§ **STATED GOAL**
Gather all lines in the records below that include the word "there".

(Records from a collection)
::::

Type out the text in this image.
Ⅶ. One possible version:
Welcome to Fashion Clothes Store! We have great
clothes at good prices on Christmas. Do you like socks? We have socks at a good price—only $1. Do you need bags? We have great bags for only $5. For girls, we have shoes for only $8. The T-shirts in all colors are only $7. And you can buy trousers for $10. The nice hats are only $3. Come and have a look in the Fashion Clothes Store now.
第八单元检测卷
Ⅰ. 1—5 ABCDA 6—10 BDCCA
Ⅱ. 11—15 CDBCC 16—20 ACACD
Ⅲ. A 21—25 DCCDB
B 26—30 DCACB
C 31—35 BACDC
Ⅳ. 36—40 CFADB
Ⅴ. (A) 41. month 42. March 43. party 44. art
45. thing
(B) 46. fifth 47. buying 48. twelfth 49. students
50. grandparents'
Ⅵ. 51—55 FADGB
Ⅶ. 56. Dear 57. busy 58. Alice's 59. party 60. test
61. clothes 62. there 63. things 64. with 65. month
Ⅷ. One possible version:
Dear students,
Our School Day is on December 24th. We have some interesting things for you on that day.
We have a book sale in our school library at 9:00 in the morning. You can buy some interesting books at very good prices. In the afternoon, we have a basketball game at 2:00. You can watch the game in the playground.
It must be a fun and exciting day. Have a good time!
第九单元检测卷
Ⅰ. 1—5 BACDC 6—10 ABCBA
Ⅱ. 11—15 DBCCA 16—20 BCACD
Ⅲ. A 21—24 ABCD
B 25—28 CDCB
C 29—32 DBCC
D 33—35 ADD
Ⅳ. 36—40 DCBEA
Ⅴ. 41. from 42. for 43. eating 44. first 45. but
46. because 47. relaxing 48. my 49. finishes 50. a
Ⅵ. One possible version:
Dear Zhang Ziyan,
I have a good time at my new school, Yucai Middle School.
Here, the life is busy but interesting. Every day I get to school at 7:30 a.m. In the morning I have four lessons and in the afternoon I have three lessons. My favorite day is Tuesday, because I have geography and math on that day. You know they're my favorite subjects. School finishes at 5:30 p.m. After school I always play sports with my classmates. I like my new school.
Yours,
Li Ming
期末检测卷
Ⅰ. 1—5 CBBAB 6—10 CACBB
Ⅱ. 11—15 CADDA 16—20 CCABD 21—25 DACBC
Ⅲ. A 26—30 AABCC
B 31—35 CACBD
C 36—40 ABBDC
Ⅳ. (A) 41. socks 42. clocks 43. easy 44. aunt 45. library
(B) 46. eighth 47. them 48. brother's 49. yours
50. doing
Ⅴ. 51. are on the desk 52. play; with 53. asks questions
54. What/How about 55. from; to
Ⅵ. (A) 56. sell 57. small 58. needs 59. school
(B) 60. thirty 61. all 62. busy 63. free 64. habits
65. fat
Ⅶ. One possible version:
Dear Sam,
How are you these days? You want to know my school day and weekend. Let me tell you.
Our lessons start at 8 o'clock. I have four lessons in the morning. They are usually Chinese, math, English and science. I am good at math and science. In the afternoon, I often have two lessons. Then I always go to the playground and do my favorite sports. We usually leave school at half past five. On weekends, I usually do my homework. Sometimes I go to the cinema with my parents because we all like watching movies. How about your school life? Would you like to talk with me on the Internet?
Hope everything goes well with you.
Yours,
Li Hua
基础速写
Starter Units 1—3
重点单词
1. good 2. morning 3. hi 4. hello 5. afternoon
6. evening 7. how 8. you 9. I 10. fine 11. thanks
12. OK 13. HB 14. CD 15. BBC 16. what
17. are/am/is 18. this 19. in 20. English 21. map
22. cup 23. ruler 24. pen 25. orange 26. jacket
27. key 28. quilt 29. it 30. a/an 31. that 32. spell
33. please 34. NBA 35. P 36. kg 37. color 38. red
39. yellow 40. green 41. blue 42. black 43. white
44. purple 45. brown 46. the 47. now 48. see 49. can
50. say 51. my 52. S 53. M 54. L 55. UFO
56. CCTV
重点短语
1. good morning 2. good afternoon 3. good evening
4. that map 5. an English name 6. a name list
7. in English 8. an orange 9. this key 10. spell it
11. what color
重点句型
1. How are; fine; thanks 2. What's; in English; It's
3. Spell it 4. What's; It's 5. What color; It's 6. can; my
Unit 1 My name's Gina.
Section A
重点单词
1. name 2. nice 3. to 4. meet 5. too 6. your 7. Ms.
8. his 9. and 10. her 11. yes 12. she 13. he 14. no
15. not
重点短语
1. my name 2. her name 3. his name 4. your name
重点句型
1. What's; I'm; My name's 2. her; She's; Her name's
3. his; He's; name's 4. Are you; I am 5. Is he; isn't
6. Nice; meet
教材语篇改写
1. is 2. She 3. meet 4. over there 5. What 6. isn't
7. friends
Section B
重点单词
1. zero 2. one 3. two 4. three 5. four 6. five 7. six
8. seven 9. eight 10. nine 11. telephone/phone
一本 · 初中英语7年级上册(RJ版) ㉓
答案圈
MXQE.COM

::::

§ **SOLUTION FOR THIS EXERCISE**
61. clothes 62. there 63. things 64. with 65. month
1. is 2. She 3. meet 4. over there 5. What 6. isn't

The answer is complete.